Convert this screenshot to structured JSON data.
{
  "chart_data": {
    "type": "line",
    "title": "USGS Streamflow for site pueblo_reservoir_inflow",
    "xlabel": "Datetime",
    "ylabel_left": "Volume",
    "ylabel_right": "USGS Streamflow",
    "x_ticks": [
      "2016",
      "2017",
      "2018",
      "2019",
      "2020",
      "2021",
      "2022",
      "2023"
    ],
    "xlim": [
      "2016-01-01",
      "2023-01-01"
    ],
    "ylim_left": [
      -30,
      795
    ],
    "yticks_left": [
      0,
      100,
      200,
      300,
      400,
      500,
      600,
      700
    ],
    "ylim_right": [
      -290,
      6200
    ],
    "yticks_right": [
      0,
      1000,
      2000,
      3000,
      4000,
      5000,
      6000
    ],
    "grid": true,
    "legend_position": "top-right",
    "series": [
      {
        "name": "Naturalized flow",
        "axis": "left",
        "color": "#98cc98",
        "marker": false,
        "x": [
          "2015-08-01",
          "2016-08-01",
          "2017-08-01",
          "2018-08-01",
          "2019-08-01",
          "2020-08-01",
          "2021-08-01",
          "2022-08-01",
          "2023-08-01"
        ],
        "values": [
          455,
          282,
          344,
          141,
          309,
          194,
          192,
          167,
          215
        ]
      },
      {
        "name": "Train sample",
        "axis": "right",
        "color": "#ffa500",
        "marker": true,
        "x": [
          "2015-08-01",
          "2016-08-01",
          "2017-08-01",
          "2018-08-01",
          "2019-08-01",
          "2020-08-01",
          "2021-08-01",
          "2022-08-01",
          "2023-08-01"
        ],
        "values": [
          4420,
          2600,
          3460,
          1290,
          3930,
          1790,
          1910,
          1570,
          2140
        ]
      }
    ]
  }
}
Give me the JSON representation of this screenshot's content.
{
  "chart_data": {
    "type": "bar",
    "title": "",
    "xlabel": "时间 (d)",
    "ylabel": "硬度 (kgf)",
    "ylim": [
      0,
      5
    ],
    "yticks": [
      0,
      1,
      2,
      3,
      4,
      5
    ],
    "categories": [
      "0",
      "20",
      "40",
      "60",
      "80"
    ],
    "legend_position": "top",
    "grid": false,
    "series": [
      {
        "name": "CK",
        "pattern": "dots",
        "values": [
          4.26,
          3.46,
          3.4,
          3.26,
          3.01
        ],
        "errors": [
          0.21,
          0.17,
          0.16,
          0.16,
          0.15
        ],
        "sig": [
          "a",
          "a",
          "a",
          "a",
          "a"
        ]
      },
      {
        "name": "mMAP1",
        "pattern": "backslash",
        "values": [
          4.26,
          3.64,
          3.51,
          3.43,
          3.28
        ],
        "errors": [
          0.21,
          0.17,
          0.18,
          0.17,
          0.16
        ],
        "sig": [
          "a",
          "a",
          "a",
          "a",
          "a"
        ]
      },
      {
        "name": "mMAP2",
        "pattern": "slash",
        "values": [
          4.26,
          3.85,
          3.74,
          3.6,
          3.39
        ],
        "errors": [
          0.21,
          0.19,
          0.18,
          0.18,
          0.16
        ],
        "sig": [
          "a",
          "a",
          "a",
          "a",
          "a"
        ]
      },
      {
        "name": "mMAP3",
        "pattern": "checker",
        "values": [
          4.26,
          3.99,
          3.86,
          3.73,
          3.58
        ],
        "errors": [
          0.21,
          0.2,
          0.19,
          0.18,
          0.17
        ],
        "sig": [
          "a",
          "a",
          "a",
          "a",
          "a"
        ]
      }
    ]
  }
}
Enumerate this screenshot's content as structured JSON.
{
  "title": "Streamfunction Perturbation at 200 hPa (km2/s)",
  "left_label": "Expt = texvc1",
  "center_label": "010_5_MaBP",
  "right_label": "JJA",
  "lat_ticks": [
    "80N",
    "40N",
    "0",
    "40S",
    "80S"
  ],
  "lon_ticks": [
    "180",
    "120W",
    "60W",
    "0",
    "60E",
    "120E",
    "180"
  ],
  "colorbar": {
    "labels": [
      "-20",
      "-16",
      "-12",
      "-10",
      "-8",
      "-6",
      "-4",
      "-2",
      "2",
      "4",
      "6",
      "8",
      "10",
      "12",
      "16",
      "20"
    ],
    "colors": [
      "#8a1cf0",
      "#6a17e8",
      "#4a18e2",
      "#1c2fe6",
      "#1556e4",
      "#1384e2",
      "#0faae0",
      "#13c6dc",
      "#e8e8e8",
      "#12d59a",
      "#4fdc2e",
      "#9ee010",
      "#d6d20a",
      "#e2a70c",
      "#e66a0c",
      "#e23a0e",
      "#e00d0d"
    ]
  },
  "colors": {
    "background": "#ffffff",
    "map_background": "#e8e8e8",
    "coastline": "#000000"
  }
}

Aim:
All of the entries above should be written out again exactly.

Expected answer:
Convert this screenshot to structured JSON data.
{
  "chart_data": {
    "type": "line",
    "title": "USGS Streamflow for site pueblo_reservoir_inflow",
    "xlabel": "Datetime",
    "ylabel_left": "Volume",
    "ylabel_right": "USGS Streamflow",
    "x_ticks": [
      "2016",
      "2017",
      "2018",
      "2019",
      "2020",
      "2021",
      "2022",
      "2023"
    ],
    "xlim": [
      "2016-01-01",
      "2023-01-01"
    ],
    "ylim_left": [
      -30,
      795
    ],
    "yticks_left": [
      0,
      100,
      200,
      300,
      400,
      500,
      600,
      700
    ],
    "ylim_right": [
      -290,
      6200
    ],
    "yticks_right": [
      0,
      1000,
      2000,
      3000,
      4000,
      5000,
      6000
    ],
    "grid": true,
    "legend_position": "top-right",
    "series": [
      {
        "name": "Naturalized flow",
        "axis": "left",
        "color": "#98cc98",
        "marker": false,
        "x": [
          "2015-08-01",
          "2016-08-01",
          "2017-08-01",
          "2018-08-01",
          "2019-08-01",
          "2020-08-01",
          "2021-08-01",
          "2022-08-01",
          "2023-08-01"
        ],
        "values": [
          455,
          282,
          344,
          141,
          309,
          194,
          192,
          167,
          215
        ]
      },
      {
        "name": "Train sample",
        "axis": "right",
        "color": "#ffa500",
        "marker": true,
        "x": [
          "2015-08-01",
          "2016-08-01",
          "2017-08-01",
          "2018-08-01",
          "2019-08-01",
          "2020-08-01",
          "2021-08-01",
          "2022-08-01",
          "2023-08-01"
        ],
        "values": [
          4420,
          2600,
          3460,
          1290,
          3930,
          1790,
          1910,
          1570,
          2140
        ]
      }
    ]
  }
}
Give me the JSON representation of this screenshot's content.
{
  "chart_data": {
    "type": "bar",
    "title": "",
    "xlabel": "时间 (d)",
    "ylabel": "硬度 (kgf)",
    "ylim": [
      0,
      5
    ],
    "yticks": [
      0,
      1,
      2,
      3,
      4,
      5
    ],
    "categories": [
      "0",
      "20",
      "40",
      "60",
      "80"
    ],
    "legend_position": "top",
    "grid": false,
    "series": [
      {
        "name": "CK",
        "pattern": "dots",
        "values": [
          4.26,
          3.46,
          3.4,
          3.26,
          3.01
        ],
        "errors": [
          0.21,
          0.17,
          0.16,
          0.16,
          0.15
        ],
        "sig": [
          "a",
          "a",
          "a",
          "a",
          "a"
        ]
      },
      {
        "name": "mMAP1",
        "pattern": "backslash",
        "values": [
          4.26,
          3.64,
          3.51,
          3.43,
          3.28
        ],
        "errors": [
          0.21,
          0.17,
          0.18,
          0.17,
          0.16
        ],
        "sig": [
          "a",
          "a",
          "a",
          "a",
          "a"
        ]
      },
      {
        "name": "mMAP2",
        "pattern": "slash",
        "values": [
          4.26,
          3.85,
          3.74,
          3.6,
          3.39
        ],
        "errors": [
          0.21,
          0.19,
          0.18,
          0.18,
          0.16
        ],
        "sig": [
          "a",
          "a",
          "a",
          "a",
          "a"
        ]
      },
      {
        "name": "mMAP3",
        "pattern": "checker",
        "values": [
          4.26,
          3.99,
          3.86,
          3.73,
          3.58
        ],
        "errors": [
          0.21,
          0.2,
          0.19,
          0.18,
          0.17
        ],
        "sig": [
          "a",
          "a",
          "a",
          "a",
          "a"
        ]
      }
    ]
  }
}
Enumerate this screenshot's content as structured JSON.
{
  "title": "Streamfunction Perturbation at 200 hPa (km2/s)",
  "left_label": "Expt = texvc1",
  "center_label": "010_5_MaBP",
  "right_label": "JJA",
  "lat_ticks": [
    "80N",
    "40N",
    "0",
    "40S",
    "80S"
  ],
  "lon_ticks": [
    "180",
    "120W",
    "60W",
    "0",
    "60E",
    "120E",
    "180"
  ],
  "colorbar": {
    "labels": [
      "-20",
      "-16",
      "-12",
      "-10",
      "-8",
      "-6",
      "-4",
      "-2",
      "2",
      "4",
      "6",
      "8",
      "10",
      "12",
      "16",
      "20"
    ],
    "colors": [
      "#8a1cf0",
      "#6a17e8",
      "#4a18e2",
      "#1c2fe6",
      "#1556e4",
      "#1384e2",
      "#0faae0",
      "#13c6dc",
      "#e8e8e8",
      "#12d59a",
      "#4fdc2e",
      "#9ee010",
      "#d6d20a",
      "#e2a70c",
      "#e66a0c",
      "#e23a0e",
      "#e00d0d"
    ]
  },
  "colors": {
    "background": "#ffffff",
    "map_background": "#e8e8e8",
    "coastline": "#000000"
  }
}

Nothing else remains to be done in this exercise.